* _THE REQUEST_
Copy each line that contains the string "accent".

* _PROVIDED RECORDS_
-------------------------

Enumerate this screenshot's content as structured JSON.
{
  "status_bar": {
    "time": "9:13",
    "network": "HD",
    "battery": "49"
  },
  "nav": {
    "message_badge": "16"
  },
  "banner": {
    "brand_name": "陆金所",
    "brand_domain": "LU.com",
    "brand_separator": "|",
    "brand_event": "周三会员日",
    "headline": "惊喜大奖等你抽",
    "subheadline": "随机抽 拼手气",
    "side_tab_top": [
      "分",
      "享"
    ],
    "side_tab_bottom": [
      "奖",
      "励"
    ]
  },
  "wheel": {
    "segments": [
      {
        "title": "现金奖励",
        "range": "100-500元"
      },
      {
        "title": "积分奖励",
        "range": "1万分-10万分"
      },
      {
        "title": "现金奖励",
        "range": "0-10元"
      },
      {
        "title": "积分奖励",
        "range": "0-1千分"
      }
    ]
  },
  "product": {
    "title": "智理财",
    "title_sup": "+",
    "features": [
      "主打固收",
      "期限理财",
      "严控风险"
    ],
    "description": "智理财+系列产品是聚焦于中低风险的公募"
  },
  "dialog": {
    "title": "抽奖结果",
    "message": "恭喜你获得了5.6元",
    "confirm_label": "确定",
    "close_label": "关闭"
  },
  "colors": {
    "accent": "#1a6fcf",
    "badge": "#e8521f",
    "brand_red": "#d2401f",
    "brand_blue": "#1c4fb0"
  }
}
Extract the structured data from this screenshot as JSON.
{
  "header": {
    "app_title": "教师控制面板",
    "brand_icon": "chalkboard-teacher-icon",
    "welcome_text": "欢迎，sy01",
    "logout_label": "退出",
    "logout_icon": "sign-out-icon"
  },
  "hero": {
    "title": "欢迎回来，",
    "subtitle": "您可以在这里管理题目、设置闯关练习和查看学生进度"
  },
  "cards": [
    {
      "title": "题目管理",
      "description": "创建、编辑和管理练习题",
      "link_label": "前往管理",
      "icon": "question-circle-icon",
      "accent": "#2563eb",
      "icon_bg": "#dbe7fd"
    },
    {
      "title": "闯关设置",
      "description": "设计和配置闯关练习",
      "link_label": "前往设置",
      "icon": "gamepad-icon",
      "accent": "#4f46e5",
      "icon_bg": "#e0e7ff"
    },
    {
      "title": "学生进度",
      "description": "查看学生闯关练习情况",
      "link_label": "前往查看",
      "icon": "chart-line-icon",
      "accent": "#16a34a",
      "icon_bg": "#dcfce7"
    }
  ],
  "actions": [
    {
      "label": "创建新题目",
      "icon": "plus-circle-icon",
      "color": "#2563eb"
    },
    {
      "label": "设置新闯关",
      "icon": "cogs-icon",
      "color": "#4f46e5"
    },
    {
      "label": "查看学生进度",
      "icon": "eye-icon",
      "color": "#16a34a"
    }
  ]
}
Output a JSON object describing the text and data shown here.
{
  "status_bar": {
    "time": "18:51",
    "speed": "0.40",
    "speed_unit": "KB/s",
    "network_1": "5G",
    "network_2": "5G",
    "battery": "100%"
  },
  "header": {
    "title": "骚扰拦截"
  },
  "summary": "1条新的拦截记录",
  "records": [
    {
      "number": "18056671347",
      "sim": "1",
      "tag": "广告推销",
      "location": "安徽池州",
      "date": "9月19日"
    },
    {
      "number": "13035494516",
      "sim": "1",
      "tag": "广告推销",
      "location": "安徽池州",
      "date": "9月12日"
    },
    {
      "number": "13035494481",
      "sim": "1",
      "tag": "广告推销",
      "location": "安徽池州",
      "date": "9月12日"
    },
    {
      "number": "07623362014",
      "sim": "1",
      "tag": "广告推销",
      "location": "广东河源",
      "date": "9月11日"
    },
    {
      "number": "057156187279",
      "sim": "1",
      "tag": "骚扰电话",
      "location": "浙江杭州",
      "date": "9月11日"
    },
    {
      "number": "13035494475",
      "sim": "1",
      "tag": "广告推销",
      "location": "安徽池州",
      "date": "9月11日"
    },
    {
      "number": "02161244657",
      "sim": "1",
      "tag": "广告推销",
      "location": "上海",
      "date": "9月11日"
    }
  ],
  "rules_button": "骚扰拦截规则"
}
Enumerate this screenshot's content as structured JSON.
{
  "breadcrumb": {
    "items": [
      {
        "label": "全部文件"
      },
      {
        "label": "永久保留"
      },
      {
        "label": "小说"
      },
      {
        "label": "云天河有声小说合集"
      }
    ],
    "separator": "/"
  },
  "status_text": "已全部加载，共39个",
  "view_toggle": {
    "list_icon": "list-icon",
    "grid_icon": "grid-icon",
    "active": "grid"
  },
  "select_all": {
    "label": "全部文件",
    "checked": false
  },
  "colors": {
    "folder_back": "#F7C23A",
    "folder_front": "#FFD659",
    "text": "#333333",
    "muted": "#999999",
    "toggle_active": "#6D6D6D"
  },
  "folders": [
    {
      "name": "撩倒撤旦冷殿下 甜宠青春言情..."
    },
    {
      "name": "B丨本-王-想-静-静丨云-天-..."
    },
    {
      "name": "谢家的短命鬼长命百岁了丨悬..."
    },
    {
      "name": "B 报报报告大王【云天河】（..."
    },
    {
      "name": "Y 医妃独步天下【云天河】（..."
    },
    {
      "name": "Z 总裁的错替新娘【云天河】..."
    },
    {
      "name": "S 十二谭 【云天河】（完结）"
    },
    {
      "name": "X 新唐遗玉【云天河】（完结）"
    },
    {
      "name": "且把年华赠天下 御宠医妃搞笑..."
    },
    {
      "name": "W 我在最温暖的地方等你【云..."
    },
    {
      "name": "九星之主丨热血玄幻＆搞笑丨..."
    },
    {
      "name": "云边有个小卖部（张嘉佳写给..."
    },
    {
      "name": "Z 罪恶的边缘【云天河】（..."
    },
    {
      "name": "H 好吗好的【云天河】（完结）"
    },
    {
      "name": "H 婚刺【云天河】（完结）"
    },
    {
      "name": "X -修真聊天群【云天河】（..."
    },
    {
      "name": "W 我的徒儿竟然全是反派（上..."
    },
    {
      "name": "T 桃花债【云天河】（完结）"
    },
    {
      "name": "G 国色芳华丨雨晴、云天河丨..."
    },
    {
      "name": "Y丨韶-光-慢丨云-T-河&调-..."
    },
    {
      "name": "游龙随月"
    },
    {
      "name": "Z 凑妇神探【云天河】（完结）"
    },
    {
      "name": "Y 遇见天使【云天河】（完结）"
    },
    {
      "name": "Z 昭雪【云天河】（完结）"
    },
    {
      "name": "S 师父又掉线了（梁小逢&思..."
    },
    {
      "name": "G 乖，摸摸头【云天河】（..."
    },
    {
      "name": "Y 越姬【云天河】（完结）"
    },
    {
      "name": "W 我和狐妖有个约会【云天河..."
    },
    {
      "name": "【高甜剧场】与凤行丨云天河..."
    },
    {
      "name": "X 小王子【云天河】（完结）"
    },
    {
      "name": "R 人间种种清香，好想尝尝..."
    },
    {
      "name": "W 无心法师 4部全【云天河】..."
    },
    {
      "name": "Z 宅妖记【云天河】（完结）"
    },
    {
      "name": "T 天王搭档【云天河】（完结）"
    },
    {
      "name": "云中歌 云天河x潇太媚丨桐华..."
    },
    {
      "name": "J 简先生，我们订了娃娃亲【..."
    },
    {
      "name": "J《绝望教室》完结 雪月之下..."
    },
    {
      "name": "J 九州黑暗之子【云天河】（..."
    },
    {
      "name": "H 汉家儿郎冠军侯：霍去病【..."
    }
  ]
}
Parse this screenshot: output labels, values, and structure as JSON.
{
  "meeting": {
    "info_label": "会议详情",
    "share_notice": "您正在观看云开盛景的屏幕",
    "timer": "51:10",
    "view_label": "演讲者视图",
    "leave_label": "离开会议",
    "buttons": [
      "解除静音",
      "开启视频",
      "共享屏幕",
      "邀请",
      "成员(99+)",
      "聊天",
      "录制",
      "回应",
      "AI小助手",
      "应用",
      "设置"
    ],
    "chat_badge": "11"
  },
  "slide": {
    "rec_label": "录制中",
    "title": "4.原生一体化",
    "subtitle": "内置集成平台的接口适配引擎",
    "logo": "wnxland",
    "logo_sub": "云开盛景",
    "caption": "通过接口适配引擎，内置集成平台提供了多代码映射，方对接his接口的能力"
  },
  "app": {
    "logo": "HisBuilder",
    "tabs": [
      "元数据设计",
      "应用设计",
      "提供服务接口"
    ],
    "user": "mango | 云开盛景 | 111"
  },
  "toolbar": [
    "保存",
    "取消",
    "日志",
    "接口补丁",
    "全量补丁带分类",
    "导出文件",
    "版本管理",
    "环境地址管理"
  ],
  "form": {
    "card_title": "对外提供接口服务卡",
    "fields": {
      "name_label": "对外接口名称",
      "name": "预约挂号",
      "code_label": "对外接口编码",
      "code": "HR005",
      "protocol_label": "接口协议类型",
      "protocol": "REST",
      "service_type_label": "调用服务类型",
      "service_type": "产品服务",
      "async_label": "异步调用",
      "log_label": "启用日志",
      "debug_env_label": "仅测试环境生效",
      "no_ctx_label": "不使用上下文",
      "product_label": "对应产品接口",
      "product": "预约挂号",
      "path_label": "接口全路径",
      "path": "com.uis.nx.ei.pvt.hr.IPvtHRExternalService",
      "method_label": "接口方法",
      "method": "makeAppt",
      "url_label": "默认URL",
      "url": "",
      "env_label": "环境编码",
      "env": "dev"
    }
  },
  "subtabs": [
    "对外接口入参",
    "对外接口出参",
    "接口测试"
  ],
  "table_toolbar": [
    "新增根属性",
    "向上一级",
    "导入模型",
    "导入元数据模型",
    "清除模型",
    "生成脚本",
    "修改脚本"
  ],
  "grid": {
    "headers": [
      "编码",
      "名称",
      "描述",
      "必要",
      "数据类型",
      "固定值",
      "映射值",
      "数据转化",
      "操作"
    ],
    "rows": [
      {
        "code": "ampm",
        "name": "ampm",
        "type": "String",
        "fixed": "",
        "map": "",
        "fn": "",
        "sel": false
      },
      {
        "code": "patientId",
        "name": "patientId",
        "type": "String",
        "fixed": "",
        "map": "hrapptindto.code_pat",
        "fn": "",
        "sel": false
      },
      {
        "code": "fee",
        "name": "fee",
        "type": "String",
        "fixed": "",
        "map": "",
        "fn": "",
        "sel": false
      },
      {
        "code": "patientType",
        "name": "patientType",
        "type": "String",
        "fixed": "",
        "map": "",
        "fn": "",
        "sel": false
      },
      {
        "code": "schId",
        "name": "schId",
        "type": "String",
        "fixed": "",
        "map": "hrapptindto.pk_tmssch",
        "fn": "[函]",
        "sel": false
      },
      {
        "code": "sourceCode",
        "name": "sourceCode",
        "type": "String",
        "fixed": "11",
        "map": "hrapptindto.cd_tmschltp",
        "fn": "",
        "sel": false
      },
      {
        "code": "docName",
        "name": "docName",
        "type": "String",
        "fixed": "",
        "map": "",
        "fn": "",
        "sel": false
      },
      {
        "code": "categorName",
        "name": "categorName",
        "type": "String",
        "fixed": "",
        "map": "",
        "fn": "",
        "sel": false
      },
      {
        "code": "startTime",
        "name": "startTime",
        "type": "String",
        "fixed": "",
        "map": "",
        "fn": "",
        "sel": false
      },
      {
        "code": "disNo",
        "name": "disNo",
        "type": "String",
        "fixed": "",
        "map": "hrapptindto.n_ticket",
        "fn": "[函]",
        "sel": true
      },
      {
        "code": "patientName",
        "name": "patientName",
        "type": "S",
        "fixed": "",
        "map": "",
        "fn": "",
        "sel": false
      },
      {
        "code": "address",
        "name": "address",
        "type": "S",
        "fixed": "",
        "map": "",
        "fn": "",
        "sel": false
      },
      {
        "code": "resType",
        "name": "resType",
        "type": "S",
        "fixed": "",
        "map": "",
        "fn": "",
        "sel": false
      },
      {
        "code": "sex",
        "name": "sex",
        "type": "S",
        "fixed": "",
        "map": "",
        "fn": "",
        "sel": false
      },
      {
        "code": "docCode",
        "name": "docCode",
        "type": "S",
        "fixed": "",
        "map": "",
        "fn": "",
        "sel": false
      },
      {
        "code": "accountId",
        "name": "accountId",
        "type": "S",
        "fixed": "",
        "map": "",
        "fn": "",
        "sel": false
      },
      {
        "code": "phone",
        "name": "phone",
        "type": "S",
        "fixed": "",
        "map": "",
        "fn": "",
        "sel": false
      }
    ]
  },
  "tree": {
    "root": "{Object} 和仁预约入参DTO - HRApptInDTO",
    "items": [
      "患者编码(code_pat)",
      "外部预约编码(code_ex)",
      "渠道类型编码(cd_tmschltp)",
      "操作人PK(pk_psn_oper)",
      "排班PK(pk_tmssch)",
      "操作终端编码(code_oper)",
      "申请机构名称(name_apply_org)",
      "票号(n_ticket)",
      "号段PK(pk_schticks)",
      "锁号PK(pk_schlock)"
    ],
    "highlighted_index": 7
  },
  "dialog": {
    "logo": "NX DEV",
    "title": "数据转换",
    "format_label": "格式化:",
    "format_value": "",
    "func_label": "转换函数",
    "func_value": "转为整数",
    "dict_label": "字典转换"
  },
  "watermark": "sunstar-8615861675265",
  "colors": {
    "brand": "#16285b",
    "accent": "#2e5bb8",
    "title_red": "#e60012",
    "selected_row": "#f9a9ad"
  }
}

-------------------------

* _THE ANSWER_
    "accent": "#1a6fcf",
      "accent": "#2563eb",
      "accent": "#4f46e5",
      "accent": "#16a34a",
    "accent": "#2e5bb8",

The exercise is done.